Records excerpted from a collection
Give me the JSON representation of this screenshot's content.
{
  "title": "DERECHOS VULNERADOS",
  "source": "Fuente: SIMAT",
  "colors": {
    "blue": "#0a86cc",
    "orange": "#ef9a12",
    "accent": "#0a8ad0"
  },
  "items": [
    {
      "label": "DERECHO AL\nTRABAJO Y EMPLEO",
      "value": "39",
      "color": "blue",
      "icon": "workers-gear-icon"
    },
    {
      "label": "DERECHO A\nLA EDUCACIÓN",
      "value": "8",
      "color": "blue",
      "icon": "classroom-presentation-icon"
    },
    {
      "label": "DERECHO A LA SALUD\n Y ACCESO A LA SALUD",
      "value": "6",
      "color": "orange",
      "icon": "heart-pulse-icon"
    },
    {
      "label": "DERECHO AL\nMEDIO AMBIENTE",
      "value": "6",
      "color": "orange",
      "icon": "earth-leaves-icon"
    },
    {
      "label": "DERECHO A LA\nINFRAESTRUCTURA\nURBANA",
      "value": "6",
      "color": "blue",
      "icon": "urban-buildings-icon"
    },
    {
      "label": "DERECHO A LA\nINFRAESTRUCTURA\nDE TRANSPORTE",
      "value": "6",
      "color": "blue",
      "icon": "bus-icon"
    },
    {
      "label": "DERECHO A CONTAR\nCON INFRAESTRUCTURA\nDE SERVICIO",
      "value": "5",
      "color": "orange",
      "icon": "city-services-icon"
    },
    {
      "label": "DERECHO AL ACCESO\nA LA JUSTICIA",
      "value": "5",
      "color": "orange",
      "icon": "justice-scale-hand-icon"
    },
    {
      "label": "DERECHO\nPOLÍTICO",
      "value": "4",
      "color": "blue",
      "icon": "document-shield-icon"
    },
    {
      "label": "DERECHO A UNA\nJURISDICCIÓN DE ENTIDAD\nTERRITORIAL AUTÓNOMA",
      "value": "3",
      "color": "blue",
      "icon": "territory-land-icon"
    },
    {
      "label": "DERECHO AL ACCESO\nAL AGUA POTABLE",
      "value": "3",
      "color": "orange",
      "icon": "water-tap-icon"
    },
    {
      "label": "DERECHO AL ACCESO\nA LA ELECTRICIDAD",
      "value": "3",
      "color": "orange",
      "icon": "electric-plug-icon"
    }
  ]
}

- **EXERCISE GOAL**: Copy the material above, line for line.

- **CORRECT RESPONSE**:
Give me the JSON representation of this screenshot's content.
{
  "title": "DERECHOS VULNERADOS",
  "source": "Fuente: SIMAT",
  "colors": {
    "blue": "#0a86cc",
    "orange": "#ef9a12",
    "accent": "#0a8ad0"
  },
  "items": [
    {
      "label": "DERECHO AL\nTRABAJO Y EMPLEO",
      "value": "39",
      "color": "blue",
      "icon": "workers-gear-icon"
    },
    {
      "label": "DERECHO A\nLA EDUCACIÓN",
      "value": "8",
      "color": "blue",
      "icon": "classroom-presentation-icon"
    },
    {
      "label": "DERECHO A LA SALUD\n Y ACCESO A LA SALUD",
      "value": "6",
      "color": "orange",
      "icon": "heart-pulse-icon"
    },
    {
      "label": "DERECHO AL\nMEDIO AMBIENTE",
      "value": "6",
      "color": "orange",
      "icon": "earth-leaves-icon"
    },
    {
      "label": "DERECHO A LA\nINFRAESTRUCTURA\nURBANA",
      "value": "6",
      "color": "blue",
      "icon": "urban-buildings-icon"
    },
    {
      "label": "DERECHO A LA\nINFRAESTRUCTURA\nDE TRANSPORTE",
      "value": "6",
      "color": "blue",
      "icon": "bus-icon"
    },
    {
      "label": "DERECHO A CONTAR\nCON INFRAESTRUCTURA\nDE SERVICIO",
      "value": "5",
      "color": "orange",
      "icon": "city-services-icon"
    },
    {
      "label": "DERECHO AL ACCESO\nA LA JUSTICIA",
      "value": "5",
      "color": "orange",
      "icon": "justice-scale-hand-icon"
    },
    {
      "label": "DERECHO\nPOLÍTICO",
      "value": "4",
      "color": "blue",
      "icon": "document-shield-icon"
    },
    {
      "label": "DERECHO A UNA\nJURISDICCIÓN DE ENTIDAD\nTERRITORIAL AUTÓNOMA",
      "value": "3",
      "color": "blue",
      "icon": "territory-land-icon"
    },
    {
      "label": "DERECHO AL ACCESO\nAL AGUA POTABLE",
      "value": "3",
      "color": "orange",
      "icon": "water-tap-icon"
    },
    {
      "label": "DERECHO AL ACCESO\nA LA ELECTRICIDAD",
      "value": "3",
      "color": "orange",
      "icon": "electric-plug-icon"
    }
  ]
}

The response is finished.